Records excerpted from a collection
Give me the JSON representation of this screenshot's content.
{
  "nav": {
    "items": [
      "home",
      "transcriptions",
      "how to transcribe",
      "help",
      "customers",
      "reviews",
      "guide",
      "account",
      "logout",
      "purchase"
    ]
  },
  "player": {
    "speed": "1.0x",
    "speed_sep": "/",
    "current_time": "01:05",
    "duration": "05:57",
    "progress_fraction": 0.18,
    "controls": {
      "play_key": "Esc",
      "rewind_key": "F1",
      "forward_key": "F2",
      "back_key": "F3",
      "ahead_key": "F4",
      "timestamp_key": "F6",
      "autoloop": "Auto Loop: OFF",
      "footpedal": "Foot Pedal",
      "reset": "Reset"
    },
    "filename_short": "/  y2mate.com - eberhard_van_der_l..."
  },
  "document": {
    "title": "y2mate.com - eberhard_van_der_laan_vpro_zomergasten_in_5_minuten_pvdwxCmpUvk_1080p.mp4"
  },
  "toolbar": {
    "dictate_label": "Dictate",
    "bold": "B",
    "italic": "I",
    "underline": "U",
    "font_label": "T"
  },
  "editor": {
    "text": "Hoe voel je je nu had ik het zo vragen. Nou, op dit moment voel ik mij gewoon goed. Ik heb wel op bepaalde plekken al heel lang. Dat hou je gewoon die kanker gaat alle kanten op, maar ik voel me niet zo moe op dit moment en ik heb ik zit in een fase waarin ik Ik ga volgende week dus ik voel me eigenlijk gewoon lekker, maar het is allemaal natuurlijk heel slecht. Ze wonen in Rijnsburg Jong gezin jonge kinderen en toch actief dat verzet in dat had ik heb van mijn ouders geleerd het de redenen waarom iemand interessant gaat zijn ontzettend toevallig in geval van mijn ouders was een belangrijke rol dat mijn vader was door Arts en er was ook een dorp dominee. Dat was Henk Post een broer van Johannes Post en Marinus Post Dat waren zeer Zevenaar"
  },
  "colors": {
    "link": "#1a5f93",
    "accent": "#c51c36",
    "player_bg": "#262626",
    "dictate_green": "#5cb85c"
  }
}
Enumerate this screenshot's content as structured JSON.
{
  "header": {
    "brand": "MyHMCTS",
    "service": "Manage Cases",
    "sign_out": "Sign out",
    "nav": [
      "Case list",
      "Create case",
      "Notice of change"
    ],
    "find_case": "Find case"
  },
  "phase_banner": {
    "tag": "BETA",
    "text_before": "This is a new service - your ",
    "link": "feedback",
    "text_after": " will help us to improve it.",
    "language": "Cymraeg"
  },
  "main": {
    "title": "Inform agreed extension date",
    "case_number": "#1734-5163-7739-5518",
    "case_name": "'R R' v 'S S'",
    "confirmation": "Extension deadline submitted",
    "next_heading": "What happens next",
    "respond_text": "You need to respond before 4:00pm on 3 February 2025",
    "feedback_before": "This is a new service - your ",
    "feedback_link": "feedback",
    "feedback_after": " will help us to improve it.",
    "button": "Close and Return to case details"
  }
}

:: Task goal ::
Your task is to quote all of the data word for word.

:: Output below ::
Give me the JSON representation of this screenshot's content.
{
  "nav": {
    "items": [
      "home",
      "transcriptions",
      "how to transcribe",
      "help",
      "customers",
      "reviews",
      "guide",
      "account",
      "logout",
      "purchase"
    ]
  },
  "player": {
    "speed": "1.0x",
    "speed_sep": "/",
    "current_time": "01:05",
    "duration": "05:57",
    "progress_fraction": 0.18,
    "controls": {
      "play_key": "Esc",
      "rewind_key": "F1",
      "forward_key": "F2",
      "back_key": "F3",
      "ahead_key": "F4",
      "timestamp_key": "F6",
      "autoloop": "Auto Loop: OFF",
      "footpedal": "Foot Pedal",
      "reset": "Reset"
    },
    "filename_short": "/  y2mate.com - eberhard_van_der_l..."
  },
  "document": {
    "title": "y2mate.com - eberhard_van_der_laan_vpro_zomergasten_in_5_minuten_pvdwxCmpUvk_1080p.mp4"
  },
  "toolbar": {
    "dictate_label": "Dictate",
    "bold": "B",
    "italic": "I",
    "underline": "U",
    "font_label": "T"
  },
  "editor": {
    "text": "Hoe voel je je nu had ik het zo vragen. Nou, op dit moment voel ik mij gewoon goed. Ik heb wel op bepaalde plekken al heel lang. Dat hou je gewoon die kanker gaat alle kanten op, maar ik voel me niet zo moe op dit moment en ik heb ik zit in een fase waarin ik Ik ga volgende week dus ik voel me eigenlijk gewoon lekker, maar het is allemaal natuurlijk heel slecht. Ze wonen in Rijnsburg Jong gezin jonge kinderen en toch actief dat verzet in dat had ik heb van mijn ouders geleerd het de redenen waarom iemand interessant gaat zijn ontzettend toevallig in geval van mijn ouders was een belangrijke rol dat mijn vader was door Arts en er was ook een dorp dominee. Dat was Henk Post een broer van Johannes Post en Marinus Post Dat waren zeer Zevenaar"
  },
  "colors": {
    "link": "#1a5f93",
    "accent": "#c51c36",
    "player_bg": "#262626",
    "dictate_green": "#5cb85c"
  }
}
Enumerate this screenshot's content as structured JSON.
{
  "header": {
    "brand": "MyHMCTS",
    "service": "Manage Cases",
    "sign_out": "Sign out",
    "nav": [
      "Case list",
      "Create case",
      "Notice of change"
    ],
    "find_case": "Find case"
  },
  "phase_banner": {
    "tag": "BETA",
    "text_before": "This is a new service - your ",
    "link": "feedback",
    "text_after": " will help us to improve it.",
    "language": "Cymraeg"
  },
  "main": {
    "title": "Inform agreed extension date",
    "case_number": "#1734-5163-7739-5518",
    "case_name": "'R R' v 'S S'",
    "confirmation": "Extension deadline submitted",
    "next_heading": "What happens next",
    "respond_text": "You need to respond before 4:00pm on 3 February 2025",
    "feedback_before": "This is a new service - your ",
    "feedback_link": "feedback",
    "feedback_after": " will help us to improve it.",
    "button": "Close and Return to case details"
  }
}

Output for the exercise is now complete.